*GIVEN TASK:* Pull every "page" line out of the data below.
• • •
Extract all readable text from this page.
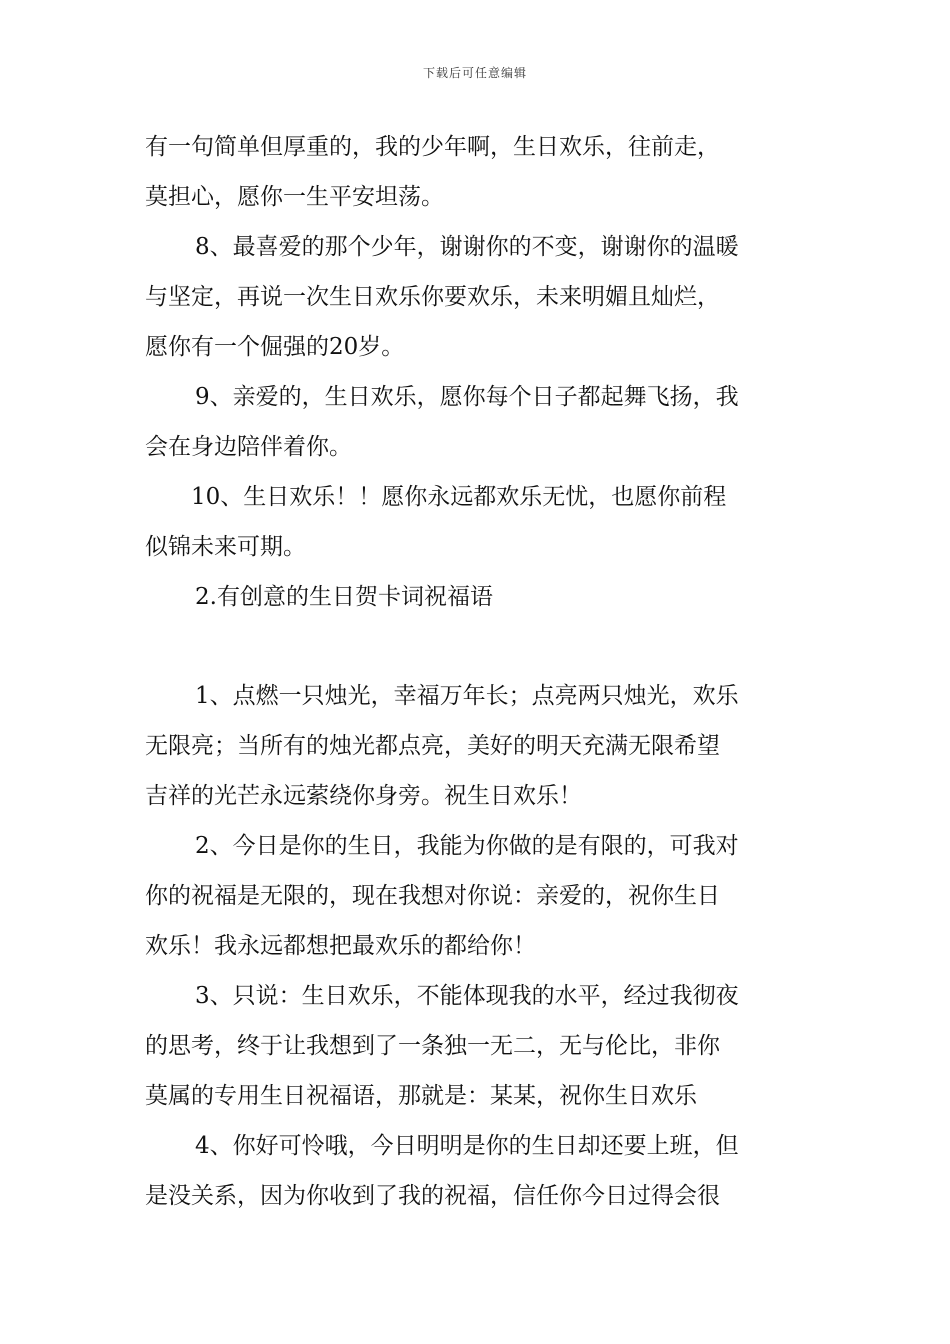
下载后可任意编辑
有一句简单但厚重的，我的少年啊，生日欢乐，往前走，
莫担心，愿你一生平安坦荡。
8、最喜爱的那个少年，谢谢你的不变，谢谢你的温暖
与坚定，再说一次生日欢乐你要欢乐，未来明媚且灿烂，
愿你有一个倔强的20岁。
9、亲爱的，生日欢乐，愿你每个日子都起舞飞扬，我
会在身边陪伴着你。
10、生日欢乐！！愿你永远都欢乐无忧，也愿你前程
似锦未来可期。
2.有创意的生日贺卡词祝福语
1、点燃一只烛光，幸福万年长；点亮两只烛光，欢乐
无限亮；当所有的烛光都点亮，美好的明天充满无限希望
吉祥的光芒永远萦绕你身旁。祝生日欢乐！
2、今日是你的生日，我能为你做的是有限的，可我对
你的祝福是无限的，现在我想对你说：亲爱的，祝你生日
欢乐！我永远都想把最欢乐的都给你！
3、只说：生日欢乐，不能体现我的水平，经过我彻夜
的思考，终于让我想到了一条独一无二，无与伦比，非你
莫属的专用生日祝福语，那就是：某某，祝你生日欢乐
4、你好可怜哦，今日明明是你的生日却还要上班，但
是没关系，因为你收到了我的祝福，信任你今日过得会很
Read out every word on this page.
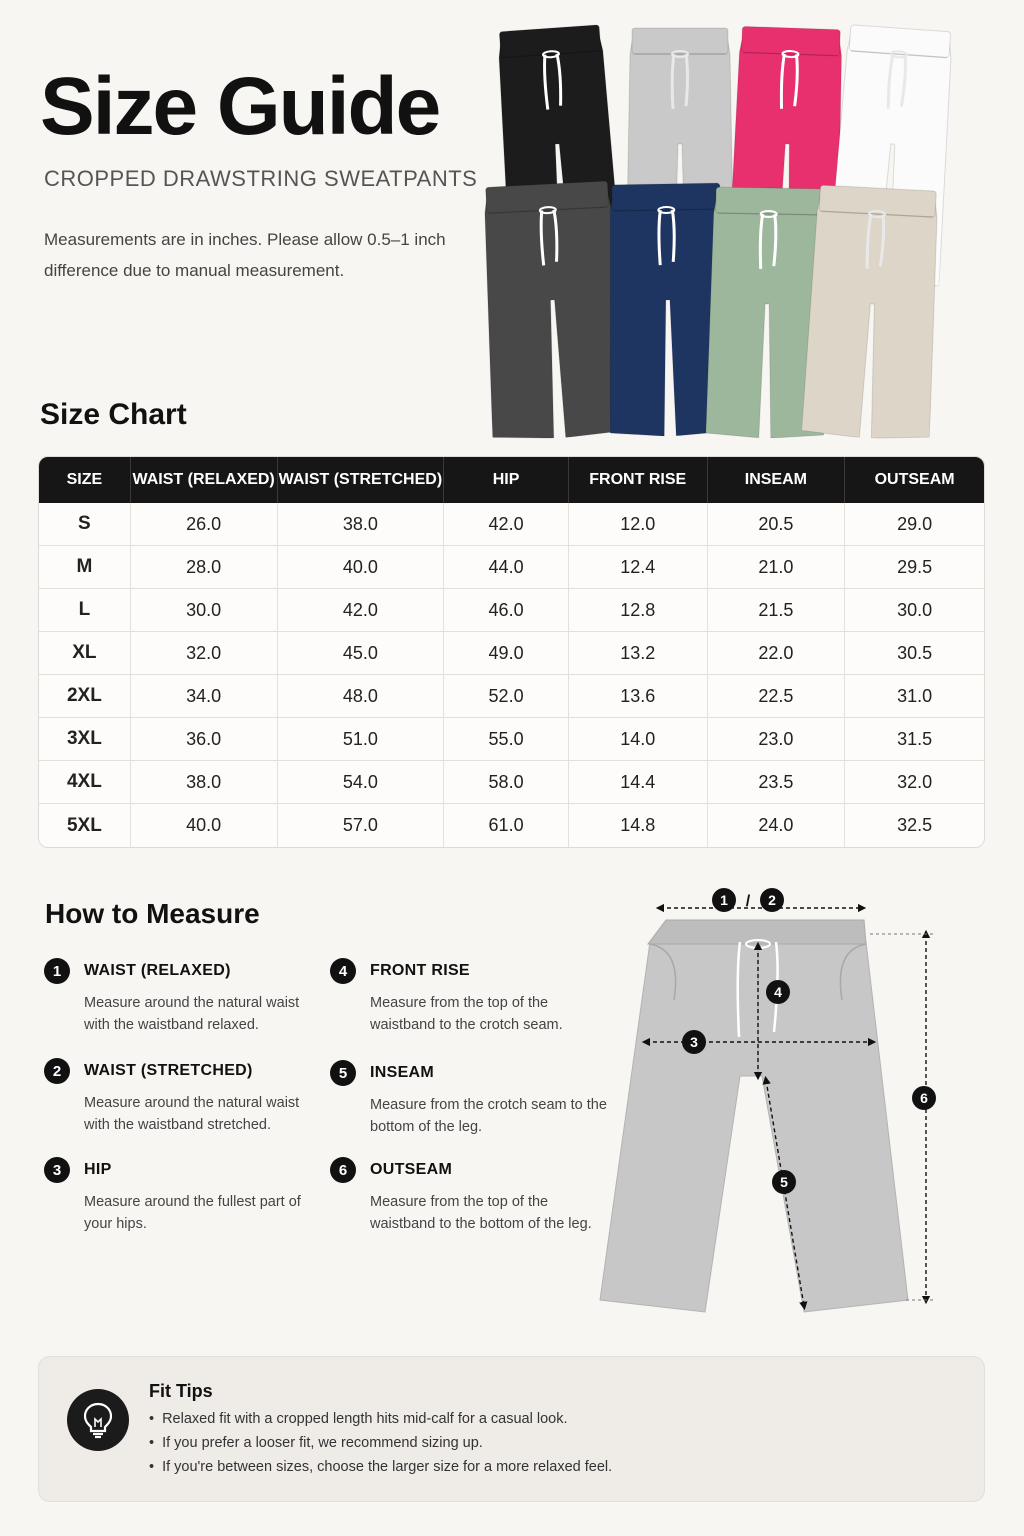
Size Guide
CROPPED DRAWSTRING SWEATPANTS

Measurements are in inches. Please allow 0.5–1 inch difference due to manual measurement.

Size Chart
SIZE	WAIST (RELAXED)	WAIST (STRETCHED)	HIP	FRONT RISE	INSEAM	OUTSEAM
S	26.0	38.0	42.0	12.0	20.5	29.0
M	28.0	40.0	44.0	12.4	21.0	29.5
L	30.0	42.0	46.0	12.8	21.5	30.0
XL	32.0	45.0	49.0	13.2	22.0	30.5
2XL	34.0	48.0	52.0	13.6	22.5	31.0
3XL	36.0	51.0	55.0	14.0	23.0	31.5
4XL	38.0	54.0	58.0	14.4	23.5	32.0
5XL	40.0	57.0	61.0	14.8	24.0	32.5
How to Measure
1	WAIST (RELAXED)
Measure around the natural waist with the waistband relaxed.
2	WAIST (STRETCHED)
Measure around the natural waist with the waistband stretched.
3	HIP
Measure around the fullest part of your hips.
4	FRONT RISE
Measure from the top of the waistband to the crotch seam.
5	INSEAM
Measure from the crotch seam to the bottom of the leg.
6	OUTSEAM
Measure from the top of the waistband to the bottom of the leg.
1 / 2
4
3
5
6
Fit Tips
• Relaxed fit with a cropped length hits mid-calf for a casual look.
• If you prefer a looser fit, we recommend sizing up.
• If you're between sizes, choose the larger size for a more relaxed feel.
• • •
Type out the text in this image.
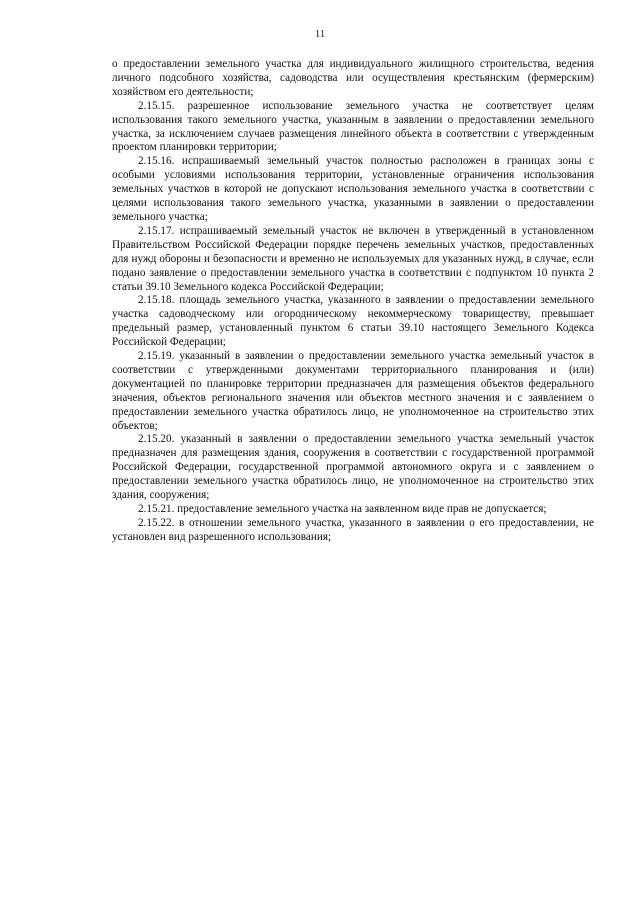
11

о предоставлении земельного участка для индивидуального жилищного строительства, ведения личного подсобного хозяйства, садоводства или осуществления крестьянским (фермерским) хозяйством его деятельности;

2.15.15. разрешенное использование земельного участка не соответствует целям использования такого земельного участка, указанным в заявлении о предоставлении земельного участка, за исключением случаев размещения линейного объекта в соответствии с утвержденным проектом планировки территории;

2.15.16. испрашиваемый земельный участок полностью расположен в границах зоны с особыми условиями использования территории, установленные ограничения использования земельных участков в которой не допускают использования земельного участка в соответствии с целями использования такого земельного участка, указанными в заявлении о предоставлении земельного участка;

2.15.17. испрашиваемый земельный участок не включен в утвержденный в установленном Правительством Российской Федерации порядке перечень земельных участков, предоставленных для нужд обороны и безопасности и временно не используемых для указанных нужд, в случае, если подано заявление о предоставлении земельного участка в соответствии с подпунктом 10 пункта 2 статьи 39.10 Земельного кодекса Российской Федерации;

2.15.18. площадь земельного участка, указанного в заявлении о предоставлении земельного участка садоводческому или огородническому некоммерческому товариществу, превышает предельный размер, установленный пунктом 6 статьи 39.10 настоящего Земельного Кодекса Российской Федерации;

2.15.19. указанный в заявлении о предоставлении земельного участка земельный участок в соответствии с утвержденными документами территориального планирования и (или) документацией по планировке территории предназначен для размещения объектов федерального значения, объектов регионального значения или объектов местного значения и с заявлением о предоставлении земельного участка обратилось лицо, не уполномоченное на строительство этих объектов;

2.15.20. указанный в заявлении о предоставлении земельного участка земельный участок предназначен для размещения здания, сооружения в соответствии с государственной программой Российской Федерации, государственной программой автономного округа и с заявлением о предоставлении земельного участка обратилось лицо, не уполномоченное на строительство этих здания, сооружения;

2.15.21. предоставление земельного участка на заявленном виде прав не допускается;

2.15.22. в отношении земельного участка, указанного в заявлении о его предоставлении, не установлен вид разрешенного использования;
• • •
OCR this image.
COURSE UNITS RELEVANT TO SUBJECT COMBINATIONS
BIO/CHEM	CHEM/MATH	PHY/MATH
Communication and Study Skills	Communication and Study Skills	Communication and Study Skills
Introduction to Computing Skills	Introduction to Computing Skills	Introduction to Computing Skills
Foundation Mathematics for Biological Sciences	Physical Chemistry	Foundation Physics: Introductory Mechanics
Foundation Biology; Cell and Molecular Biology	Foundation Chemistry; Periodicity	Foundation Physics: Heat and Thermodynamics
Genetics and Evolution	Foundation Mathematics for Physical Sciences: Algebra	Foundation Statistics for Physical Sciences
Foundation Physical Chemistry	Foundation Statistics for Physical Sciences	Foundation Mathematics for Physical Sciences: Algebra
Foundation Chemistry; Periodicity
• • •
*TASK OUTPUT:*
Extract all readable text from this page.
Read out every word on this page.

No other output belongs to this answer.